GOAL OF THE EXERCISE:
Please print every record below exactly as it appears.

A block of data:

========

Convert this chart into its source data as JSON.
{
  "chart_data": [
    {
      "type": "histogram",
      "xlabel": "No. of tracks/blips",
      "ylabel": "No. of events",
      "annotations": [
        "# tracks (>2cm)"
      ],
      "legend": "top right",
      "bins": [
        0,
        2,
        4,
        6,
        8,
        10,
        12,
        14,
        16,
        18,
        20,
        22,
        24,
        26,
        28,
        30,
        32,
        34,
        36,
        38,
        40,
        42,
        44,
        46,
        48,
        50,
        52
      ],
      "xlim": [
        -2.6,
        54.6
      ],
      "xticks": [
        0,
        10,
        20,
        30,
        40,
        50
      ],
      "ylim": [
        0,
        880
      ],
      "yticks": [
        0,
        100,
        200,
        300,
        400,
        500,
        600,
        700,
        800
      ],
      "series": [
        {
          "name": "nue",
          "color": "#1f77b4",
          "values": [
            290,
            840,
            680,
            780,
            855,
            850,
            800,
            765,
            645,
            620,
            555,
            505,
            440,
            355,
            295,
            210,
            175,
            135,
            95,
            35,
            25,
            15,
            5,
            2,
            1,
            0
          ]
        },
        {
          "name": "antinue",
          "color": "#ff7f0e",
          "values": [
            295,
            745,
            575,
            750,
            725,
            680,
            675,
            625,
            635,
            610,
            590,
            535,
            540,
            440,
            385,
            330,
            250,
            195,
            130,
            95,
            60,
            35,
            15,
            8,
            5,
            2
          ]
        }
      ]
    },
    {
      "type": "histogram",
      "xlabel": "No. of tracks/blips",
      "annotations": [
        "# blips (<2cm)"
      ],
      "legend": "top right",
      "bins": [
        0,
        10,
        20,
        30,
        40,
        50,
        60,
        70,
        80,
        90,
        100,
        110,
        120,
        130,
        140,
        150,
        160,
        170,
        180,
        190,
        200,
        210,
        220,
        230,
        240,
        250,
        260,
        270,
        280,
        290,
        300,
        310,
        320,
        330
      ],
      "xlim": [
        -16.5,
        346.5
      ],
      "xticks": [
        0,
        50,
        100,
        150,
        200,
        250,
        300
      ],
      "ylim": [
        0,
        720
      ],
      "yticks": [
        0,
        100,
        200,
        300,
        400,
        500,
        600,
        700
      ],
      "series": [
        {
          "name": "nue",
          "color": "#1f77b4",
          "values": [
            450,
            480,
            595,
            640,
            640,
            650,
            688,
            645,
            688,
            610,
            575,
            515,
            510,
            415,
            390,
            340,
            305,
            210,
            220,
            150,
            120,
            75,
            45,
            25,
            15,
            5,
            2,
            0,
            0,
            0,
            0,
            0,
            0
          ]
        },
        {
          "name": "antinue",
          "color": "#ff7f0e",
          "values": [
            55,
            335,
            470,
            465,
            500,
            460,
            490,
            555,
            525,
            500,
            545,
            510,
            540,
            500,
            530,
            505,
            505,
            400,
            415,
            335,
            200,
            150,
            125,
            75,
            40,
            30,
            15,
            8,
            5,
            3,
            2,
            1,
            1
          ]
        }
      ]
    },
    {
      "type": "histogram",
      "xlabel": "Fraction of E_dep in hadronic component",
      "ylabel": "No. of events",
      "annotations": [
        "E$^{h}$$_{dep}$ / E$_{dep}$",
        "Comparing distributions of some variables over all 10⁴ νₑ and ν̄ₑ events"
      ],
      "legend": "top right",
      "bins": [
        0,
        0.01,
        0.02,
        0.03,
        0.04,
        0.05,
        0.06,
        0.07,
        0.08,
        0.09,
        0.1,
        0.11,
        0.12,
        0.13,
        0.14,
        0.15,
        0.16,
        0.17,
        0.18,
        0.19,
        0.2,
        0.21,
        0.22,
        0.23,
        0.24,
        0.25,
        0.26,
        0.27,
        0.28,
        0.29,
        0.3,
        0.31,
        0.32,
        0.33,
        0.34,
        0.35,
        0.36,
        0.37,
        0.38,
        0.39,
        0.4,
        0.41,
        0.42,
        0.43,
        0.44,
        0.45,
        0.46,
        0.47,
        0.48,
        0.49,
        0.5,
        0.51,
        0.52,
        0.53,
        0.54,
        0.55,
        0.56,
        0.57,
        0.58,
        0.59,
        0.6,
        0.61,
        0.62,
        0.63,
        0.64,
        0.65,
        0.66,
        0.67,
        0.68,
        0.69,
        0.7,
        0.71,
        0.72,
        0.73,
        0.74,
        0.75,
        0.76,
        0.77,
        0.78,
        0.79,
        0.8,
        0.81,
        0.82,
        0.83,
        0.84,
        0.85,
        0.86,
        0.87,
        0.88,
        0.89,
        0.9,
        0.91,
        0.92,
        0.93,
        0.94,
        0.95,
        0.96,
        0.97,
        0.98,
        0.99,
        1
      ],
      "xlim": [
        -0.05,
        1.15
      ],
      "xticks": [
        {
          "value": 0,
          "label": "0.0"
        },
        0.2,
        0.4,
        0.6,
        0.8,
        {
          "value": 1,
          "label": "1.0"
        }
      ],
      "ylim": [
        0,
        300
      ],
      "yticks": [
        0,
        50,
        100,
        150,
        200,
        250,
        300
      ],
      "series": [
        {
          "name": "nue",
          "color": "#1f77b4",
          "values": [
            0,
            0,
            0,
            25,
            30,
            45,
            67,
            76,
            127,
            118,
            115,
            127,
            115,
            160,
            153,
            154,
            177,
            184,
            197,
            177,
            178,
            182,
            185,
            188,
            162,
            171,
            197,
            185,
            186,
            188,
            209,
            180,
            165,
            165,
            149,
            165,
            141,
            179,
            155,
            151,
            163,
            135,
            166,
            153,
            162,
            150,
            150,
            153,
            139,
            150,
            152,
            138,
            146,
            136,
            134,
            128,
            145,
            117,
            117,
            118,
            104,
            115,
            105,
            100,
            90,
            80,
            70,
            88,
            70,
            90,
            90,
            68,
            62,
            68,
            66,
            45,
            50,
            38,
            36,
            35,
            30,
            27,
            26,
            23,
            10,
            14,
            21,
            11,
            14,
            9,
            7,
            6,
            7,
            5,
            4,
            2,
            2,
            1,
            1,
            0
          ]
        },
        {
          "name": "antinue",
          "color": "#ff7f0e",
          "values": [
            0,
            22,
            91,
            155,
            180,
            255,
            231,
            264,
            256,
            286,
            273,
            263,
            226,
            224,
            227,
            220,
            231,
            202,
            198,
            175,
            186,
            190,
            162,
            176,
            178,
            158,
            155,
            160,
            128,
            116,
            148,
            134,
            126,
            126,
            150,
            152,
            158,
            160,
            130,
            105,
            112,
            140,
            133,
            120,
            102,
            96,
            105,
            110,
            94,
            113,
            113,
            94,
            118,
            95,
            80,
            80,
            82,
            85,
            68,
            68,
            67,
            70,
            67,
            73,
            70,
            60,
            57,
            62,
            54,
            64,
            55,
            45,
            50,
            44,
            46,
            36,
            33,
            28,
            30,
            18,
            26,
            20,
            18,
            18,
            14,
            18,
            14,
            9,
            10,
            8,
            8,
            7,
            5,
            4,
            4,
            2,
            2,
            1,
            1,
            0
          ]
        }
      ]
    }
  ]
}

========

SOLUTION BELOW:
Convert this chart into its source data as JSON.
{
  "chart_data": [
    {
      "type": "histogram",
      "xlabel": "No. of tracks/blips",
      "ylabel": "No. of events",
      "annotations": [
        "# tracks (>2cm)"
      ],
      "legend": "top right",
      "bins": [
        0,
        2,
        4,
        6,
        8,
        10,
        12,
        14,
        16,
        18,
        20,
        22,
        24,
        26,
        28,
        30,
        32,
        34,
        36,
        38,
        40,
        42,
        44,
        46,
        48,
        50,
        52
      ],
      "xlim": [
        -2.6,
        54.6
      ],
      "xticks": [
        0,
        10,
        20,
        30,
        40,
        50
      ],
      "ylim": [
        0,
        880
      ],
      "yticks": [
        0,
        100,
        200,
        300,
        400,
        500,
        600,
        700,
        800
      ],
      "series": [
        {
          "name": "nue",
          "color": "#1f77b4",
          "values": [
            290,
            840,
            680,
            780,
            855,
            850,
            800,
            765,
            645,
            620,
            555,
            505,
            440,
            355,
            295,
            210,
            175,
            135,
            95,
            35,
            25,
            15,
            5,
            2,
            1,
            0
          ]
        },
        {
          "name": "antinue",
          "color": "#ff7f0e",
          "values": [
            295,
            745,
            575,
            750,
            725,
            680,
            675,
            625,
            635,
            610,
            590,
            535,
            540,
            440,
            385,
            330,
            250,
            195,
            130,
            95,
            60,
            35,
            15,
            8,
            5,
            2
          ]
        }
      ]
    },
    {
      "type": "histogram",
      "xlabel": "No. of tracks/blips",
      "annotations": [
        "# blips (<2cm)"
      ],
      "legend": "top right",
      "bins": [
        0,
        10,
        20,
        30,
        40,
        50,
        60,
        70,
        80,
        90,
        100,
        110,
        120,
        130,
        140,
        150,
        160,
        170,
        180,
        190,
        200,
        210,
        220,
        230,
        240,
        250,
        260,
        270,
        280,
        290,
        300,
        310,
        320,
        330
      ],
      "xlim": [
        -16.5,
        346.5
      ],
      "xticks": [
        0,
        50,
        100,
        150,
        200,
        250,
        300
      ],
      "ylim": [
        0,
        720
      ],
      "yticks": [
        0,
        100,
        200,
        300,
        400,
        500,
        600,
        700
      ],
      "series": [
        {
          "name": "nue",
          "color": "#1f77b4",
          "values": [
            450,
            480,
            595,
            640,
            640,
            650,
            688,
            645,
            688,
            610,
            575,
            515,
            510,
            415,
            390,
            340,
            305,
            210,
            220,
            150,
            120,
            75,
            45,
            25,
            15,
            5,
            2,
            0,
            0,
            0,
            0,
            0,
            0
          ]
        },
        {
          "name": "antinue",
          "color": "#ff7f0e",
          "values": [
            55,
            335,
            470,
            465,
            500,
            460,
            490,
            555,
            525,
            500,
            545,
            510,
            540,
            500,
            530,
            505,
            505,
            400,
            415,
            335,
            200,
            150,
            125,
            75,
            40,
            30,
            15,
            8,
            5,
            3,
            2,
            1,
            1
          ]
        }
      ]
    },
    {
      "type": "histogram",
      "xlabel": "Fraction of E_dep in hadronic component",
      "ylabel": "No. of events",
      "annotations": [
        "E$^{h}$$_{dep}$ / E$_{dep}$",
        "Comparing distributions of some variables over all 10⁴ νₑ and ν̄ₑ events"
      ],
      "legend": "top right",
      "bins": [
        0,
        0.01,
        0.02,
        0.03,
        0.04,
        0.05,
        0.06,
        0.07,
        0.08,
        0.09,
        0.1,
        0.11,
        0.12,
        0.13,
        0.14,
        0.15,
        0.16,
        0.17,
        0.18,
        0.19,
        0.2,
        0.21,
        0.22,
        0.23,
        0.24,
        0.25,
        0.26,
        0.27,
        0.28,
        0.29,
        0.3,
        0.31,
        0.32,
        0.33,
        0.34,
        0.35,
        0.36,
        0.37,
        0.38,
        0.39,
        0.4,
        0.41,
        0.42,
        0.43,
        0.44,
        0.45,
        0.46,
        0.47,
        0.48,
        0.49,
        0.5,
        0.51,
        0.52,
        0.53,
        0.54,
        0.55,
        0.56,
        0.57,
        0.58,
        0.59,
        0.6,
        0.61,
        0.62,
        0.63,
        0.64,
        0.65,
        0.66,
        0.67,
        0.68,
        0.69,
        0.7,
        0.71,
        0.72,
        0.73,
        0.74,
        0.75,
        0.76,
        0.77,
        0.78,
        0.79,
        0.8,
        0.81,
        0.82,
        0.83,
        0.84,
        0.85,
        0.86,
        0.87,
        0.88,
        0.89,
        0.9,
        0.91,
        0.92,
        0.93,
        0.94,
        0.95,
        0.96,
        0.97,
        0.98,
        0.99,
        1
      ],
      "xlim": [
        -0.05,
        1.15
      ],
      "xticks": [
        {
          "value": 0,
          "label": "0.0"
        },
        0.2,
        0.4,
        0.6,
        0.8,
        {
          "value": 1,
          "label": "1.0"
        }
      ],
      "ylim": [
        0,
        300
      ],
      "yticks": [
        0,
        50,
        100,
        150,
        200,
        250,
        300
      ],
      "series": [
        {
          "name": "nue",
          "color": "#1f77b4",
          "values": [
            0,
            0,
            0,
            25,
            30,
            45,
            67,
            76,
            127,
            118,
            115,
            127,
            115,
            160,
            153,
            154,
            177,
            184,
            197,
            177,
            178,
            182,
            185,
            188,
            162,
            171,
            197,
            185,
            186,
            188,
            209,
            180,
            165,
            165,
            149,
            165,
            141,
            179,
            155,
            151,
            163,
            135,
            166,
            153,
            162,
            150,
            150,
            153,
            139,
            150,
            152,
            138,
            146,
            136,
            134,
            128,
            145,
            117,
            117,
            118,
            104,
            115,
            105,
            100,
            90,
            80,
            70,
            88,
            70,
            90,
            90,
            68,
            62,
            68,
            66,
            45,
            50,
            38,
            36,
            35,
            30,
            27,
            26,
            23,
            10,
            14,
            21,
            11,
            14,
            9,
            7,
            6,
            7,
            5,
            4,
            2,
            2,
            1,
            1,
            0
          ]
        },
        {
          "name": "antinue",
          "color": "#ff7f0e",
          "values": [
            0,
            22,
            91,
            155,
            180,
            255,
            231,
            264,
            256,
            286,
            273,
            263,
            226,
            224,
            227,
            220,
            231,
            202,
            198,
            175,
            186,
            190,
            162,
            176,
            178,
            158,
            155,
            160,
            128,
            116,
            148,
            134,
            126,
            126,
            150,
            152,
            158,
            160,
            130,
            105,
            112,
            140,
            133,
            120,
            102,
            96,
            105,
            110,
            94,
            113,
            113,
            94,
            118,
            95,
            80,
            80,
            82,
            85,
            68,
            68,
            67,
            70,
            67,
            73,
            70,
            60,
            57,
            62,
            54,
            64,
            55,
            45,
            50,
            44,
            46,
            36,
            33,
            28,
            30,
            18,
            26,
            20,
            18,
            18,
            14,
            18,
            14,
            9,
            10,
            8,
            8,
            7,
            5,
            4,
            4,
            2,
            2,
            1,
            1,
            0
          ]
        }
      ]
    }
  ]
}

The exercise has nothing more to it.